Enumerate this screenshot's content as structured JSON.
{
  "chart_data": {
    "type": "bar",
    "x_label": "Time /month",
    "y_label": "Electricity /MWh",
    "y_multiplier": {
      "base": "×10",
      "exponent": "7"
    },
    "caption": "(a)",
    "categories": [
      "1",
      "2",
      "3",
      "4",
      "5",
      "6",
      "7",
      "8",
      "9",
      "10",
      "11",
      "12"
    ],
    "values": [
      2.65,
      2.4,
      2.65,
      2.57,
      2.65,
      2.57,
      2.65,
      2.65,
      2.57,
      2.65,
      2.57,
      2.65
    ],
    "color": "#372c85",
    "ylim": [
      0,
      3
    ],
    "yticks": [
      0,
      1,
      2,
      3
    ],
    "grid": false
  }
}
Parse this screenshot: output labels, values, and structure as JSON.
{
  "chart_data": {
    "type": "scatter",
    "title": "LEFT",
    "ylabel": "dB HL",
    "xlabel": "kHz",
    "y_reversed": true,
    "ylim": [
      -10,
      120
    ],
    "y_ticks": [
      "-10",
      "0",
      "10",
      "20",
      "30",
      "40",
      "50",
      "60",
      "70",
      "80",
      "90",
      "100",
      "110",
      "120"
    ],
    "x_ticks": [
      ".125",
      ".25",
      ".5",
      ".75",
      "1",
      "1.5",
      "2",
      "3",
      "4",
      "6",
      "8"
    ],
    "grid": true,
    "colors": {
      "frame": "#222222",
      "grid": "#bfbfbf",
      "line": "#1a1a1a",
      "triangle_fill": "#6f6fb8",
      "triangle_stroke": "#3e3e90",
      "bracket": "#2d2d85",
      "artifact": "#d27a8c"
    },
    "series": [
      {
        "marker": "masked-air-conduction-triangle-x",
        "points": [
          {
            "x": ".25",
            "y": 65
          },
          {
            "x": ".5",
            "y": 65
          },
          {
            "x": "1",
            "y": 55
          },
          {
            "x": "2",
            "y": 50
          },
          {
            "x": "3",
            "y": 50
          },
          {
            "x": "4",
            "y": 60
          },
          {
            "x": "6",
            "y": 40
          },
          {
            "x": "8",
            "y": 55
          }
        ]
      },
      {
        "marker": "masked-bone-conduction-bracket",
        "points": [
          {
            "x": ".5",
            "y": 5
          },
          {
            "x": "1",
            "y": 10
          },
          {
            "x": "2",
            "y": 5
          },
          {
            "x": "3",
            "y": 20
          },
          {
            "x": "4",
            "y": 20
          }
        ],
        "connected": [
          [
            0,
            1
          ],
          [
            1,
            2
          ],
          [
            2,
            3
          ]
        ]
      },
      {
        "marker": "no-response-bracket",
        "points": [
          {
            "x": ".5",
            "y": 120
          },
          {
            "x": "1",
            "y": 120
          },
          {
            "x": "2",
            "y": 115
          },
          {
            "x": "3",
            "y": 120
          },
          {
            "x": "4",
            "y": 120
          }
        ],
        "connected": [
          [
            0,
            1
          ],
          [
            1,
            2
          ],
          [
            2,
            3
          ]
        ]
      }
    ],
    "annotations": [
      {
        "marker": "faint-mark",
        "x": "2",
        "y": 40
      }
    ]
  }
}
_ _ _ _
Your task is to return the full listing exactly as it was given.

Enumerate this screenshot's content as structured JSON.
{
  "chart_data": {
    "type": "bar",
    "x_label": "Time /month",
    "y_label": "Electricity /MWh",
    "y_multiplier": {
      "base": "×10",
      "exponent": "7"
    },
    "caption": "(a)",
    "categories": [
      "1",
      "2",
      "3",
      "4",
      "5",
      "6",
      "7",
      "8",
      "9",
      "10",
      "11",
      "12"
    ],
    "values": [
      2.65,
      2.4,
      2.65,
      2.57,
      2.65,
      2.57,
      2.65,
      2.65,
      2.57,
      2.65,
      2.57,
      2.65
    ],
    "color": "#372c85",
    "ylim": [
      0,
      3
    ],
    "yticks": [
      0,
      1,
      2,
      3
    ],
    "grid": false
  }
}
Parse this screenshot: output labels, values, and structure as JSON.
{
  "chart_data": {
    "type": "scatter",
    "title": "LEFT",
    "ylabel": "dB HL",
    "xlabel": "kHz",
    "y_reversed": true,
    "ylim": [
      -10,
      120
    ],
    "y_ticks": [
      "-10",
      "0",
      "10",
      "20",
      "30",
      "40",
      "50",
      "60",
      "70",
      "80",
      "90",
      "100",
      "110",
      "120"
    ],
    "x_ticks": [
      ".125",
      ".25",
      ".5",
      ".75",
      "1",
      "1.5",
      "2",
      "3",
      "4",
      "6",
      "8"
    ],
    "grid": true,
    "colors": {
      "frame": "#222222",
      "grid": "#bfbfbf",
      "line": "#1a1a1a",
      "triangle_fill": "#6f6fb8",
      "triangle_stroke": "#3e3e90",
      "bracket": "#2d2d85",
      "artifact": "#d27a8c"
    },
    "series": [
      {
        "marker": "masked-air-conduction-triangle-x",
        "points": [
          {
            "x": ".25",
            "y": 65
          },
          {
            "x": ".5",
            "y": 65
          },
          {
            "x": "1",
            "y": 55
          },
          {
            "x": "2",
            "y": 50
          },
          {
            "x": "3",
            "y": 50
          },
          {
            "x": "4",
            "y": 60
          },
          {
            "x": "6",
            "y": 40
          },
          {
            "x": "8",
            "y": 55
          }
        ]
      },
      {
        "marker": "masked-bone-conduction-bracket",
        "points": [
          {
            "x": ".5",
            "y": 5
          },
          {
            "x": "1",
            "y": 10
          },
          {
            "x": "2",
            "y": 5
          },
          {
            "x": "3",
            "y": 20
          },
          {
            "x": "4",
            "y": 20
          }
        ],
        "connected": [
          [
            0,
            1
          ],
          [
            1,
            2
          ],
          [
            2,
            3
          ]
        ]
      },
      {
        "marker": "no-response-bracket",
        "points": [
          {
            "x": ".5",
            "y": 120
          },
          {
            "x": "1",
            "y": 120
          },
          {
            "x": "2",
            "y": 115
          },
          {
            "x": "3",
            "y": 120
          },
          {
            "x": "4",
            "y": 120
          }
        ],
        "connected": [
          [
            0,
            1
          ],
          [
            1,
            2
          ],
          [
            2,
            3
          ]
        ]
      }
    ],
    "annotations": [
      {
        "marker": "faint-mark",
        "x": "2",
        "y": 40
      }
    ]
  }
}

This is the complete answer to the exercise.